══ RECORDS FOR THIS EXERCISE

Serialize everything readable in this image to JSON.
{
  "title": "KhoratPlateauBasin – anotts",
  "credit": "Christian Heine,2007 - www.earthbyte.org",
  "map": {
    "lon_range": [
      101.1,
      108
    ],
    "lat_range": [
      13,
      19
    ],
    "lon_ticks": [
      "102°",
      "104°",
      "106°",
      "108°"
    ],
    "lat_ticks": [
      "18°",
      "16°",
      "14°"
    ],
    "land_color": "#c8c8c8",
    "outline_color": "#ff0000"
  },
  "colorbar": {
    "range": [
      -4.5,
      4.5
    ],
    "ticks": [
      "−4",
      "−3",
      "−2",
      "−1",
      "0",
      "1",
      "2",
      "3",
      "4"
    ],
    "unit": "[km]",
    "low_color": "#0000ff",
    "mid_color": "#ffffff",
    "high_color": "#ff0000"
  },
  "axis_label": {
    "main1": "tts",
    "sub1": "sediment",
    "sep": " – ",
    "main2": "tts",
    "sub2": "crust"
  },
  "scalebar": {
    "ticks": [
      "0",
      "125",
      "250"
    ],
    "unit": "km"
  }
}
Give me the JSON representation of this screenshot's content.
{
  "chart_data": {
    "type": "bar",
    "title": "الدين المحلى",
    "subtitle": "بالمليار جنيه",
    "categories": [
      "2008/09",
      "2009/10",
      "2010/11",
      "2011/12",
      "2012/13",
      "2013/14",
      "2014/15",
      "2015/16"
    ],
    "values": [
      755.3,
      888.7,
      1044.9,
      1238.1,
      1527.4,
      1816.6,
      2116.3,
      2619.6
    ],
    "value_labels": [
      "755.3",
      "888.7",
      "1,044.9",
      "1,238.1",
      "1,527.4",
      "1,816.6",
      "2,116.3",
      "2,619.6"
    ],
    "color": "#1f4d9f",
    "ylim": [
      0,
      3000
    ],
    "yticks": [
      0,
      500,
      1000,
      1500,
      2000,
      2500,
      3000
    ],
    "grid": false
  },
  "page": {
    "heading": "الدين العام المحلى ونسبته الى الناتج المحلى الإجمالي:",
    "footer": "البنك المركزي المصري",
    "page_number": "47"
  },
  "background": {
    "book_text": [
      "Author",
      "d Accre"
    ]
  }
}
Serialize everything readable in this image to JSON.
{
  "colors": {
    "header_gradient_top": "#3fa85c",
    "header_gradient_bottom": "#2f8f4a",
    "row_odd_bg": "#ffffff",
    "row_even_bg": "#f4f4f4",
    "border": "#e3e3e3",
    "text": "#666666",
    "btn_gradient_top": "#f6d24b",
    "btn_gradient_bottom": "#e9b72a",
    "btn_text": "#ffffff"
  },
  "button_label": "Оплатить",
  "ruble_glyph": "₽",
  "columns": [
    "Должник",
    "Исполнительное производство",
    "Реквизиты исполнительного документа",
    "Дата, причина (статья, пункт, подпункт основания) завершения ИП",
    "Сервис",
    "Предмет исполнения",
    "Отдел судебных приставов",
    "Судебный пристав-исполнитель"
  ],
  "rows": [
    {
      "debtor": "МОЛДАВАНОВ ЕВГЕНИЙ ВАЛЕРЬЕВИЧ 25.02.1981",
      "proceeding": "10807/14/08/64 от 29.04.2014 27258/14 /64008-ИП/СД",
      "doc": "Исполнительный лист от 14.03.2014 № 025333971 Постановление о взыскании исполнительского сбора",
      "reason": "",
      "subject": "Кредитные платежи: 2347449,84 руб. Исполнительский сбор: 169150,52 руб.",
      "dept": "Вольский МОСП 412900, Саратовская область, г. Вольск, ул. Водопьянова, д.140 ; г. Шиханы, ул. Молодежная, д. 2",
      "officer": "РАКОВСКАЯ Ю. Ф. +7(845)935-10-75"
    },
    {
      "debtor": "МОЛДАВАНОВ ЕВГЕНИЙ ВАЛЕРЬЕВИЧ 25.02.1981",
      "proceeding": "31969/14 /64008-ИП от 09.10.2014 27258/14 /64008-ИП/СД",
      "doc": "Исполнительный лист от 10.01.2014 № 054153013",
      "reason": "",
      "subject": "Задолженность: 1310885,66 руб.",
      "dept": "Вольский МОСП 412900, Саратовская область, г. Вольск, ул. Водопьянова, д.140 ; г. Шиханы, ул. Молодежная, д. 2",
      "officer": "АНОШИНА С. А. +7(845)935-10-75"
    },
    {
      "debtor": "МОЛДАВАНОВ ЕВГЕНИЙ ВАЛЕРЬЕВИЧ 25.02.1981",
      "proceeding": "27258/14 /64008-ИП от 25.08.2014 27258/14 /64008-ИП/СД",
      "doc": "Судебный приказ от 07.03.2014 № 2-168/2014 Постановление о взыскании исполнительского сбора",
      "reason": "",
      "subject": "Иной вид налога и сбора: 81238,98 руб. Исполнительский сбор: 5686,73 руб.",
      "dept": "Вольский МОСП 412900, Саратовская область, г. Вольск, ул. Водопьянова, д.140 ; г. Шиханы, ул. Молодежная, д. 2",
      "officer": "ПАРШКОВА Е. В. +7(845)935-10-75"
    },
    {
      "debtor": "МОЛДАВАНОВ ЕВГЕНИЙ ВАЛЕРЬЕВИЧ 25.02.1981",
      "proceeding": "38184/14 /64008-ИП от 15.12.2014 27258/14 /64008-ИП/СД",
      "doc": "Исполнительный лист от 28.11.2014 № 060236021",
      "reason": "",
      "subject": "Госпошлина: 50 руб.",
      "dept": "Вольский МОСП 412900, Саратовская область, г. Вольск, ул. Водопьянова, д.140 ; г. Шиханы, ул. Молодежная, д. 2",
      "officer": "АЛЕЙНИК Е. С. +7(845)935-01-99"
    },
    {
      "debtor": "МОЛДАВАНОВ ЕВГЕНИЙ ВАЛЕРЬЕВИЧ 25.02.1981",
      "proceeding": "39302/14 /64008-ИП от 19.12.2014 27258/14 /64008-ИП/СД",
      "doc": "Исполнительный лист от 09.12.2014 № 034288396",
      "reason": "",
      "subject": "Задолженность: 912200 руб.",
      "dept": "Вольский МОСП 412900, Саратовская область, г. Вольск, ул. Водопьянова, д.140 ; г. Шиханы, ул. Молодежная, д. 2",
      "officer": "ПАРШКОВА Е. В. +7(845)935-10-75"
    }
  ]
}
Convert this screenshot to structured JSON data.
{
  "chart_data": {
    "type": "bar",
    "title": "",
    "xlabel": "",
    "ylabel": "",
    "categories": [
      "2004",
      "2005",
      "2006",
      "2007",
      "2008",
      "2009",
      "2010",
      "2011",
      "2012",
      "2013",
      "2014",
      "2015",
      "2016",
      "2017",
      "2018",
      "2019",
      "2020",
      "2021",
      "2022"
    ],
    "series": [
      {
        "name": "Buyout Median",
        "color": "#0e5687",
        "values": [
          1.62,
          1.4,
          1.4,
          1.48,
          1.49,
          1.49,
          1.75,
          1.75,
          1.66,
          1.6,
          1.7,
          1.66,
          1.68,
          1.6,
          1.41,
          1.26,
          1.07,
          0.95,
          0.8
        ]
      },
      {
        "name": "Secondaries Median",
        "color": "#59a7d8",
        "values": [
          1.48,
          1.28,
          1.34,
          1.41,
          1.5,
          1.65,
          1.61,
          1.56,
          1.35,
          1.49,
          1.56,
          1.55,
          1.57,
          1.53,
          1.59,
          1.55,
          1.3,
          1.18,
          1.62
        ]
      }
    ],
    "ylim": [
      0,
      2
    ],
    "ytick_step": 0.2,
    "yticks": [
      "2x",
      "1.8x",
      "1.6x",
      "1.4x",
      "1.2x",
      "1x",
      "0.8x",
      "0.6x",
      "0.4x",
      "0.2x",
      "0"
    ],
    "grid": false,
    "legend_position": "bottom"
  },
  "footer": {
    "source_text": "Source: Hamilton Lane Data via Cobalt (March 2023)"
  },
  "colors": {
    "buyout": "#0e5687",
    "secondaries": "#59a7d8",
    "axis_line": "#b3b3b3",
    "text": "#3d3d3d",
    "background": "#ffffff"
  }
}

════

§ WHAT YOU NEED TO DO: Write out only the final block of lines, starting at the line with "Convert this screenshot" and running to the end of the material.

§ COMPLETED EXERCISE:
Convert this screenshot to structured JSON data.
{
  "chart_data": {
    "type": "bar",
    "title": "",
    "xlabel": "",
    "ylabel": "",
    "categories": [
      "2004",
      "2005",
      "2006",
      "2007",
      "2008",
      "2009",
      "2010",
      "2011",
      "2012",
      "2013",
      "2014",
      "2015",
      "2016",
      "2017",
      "2018",
      "2019",
      "2020",
      "2021",
      "2022"
    ],
    "series": [
      {
        "name": "Buyout Median",
        "color": "#0e5687",
        "values": [
          1.62,
          1.4,
          1.4,
          1.48,
          1.49,
          1.49,
          1.75,
          1.75,
          1.66,
          1.6,
          1.7,
          1.66,
          1.68,
          1.6,
          1.41,
          1.26,
          1.07,
          0.95,
          0.8
        ]
      },
      {
        "name": "Secondaries Median",
        "color": "#59a7d8",
        "values": [
          1.48,
          1.28,
          1.34,
          1.41,
          1.5,
          1.65,
          1.61,
          1.56,
          1.35,
          1.49,
          1.56,
          1.55,
          1.57,
          1.53,
          1.59,
          1.55,
          1.3,
          1.18,
          1.62
        ]
      }
    ],
    "ylim": [
      0,
      2
    ],
    "ytick_step": 0.2,
    "yticks": [
      "2x",
      "1.8x",
      "1.6x",
      "1.4x",
      "1.2x",
      "1x",
      "0.8x",
      "0.6x",
      "0.4x",
      "0.2x",
      "0"
    ],
    "grid": false,
    "legend_position": "bottom"
  },
  "footer": {
    "source_text": "Source: Hamilton Lane Data via Cobalt (March 2023)"
  },
  "colors": {
    "buyout": "#0e5687",
    "secondaries": "#59a7d8",
    "axis_line": "#b3b3b3",
    "text": "#3d3d3d",
    "background": "#ffffff"
  }
}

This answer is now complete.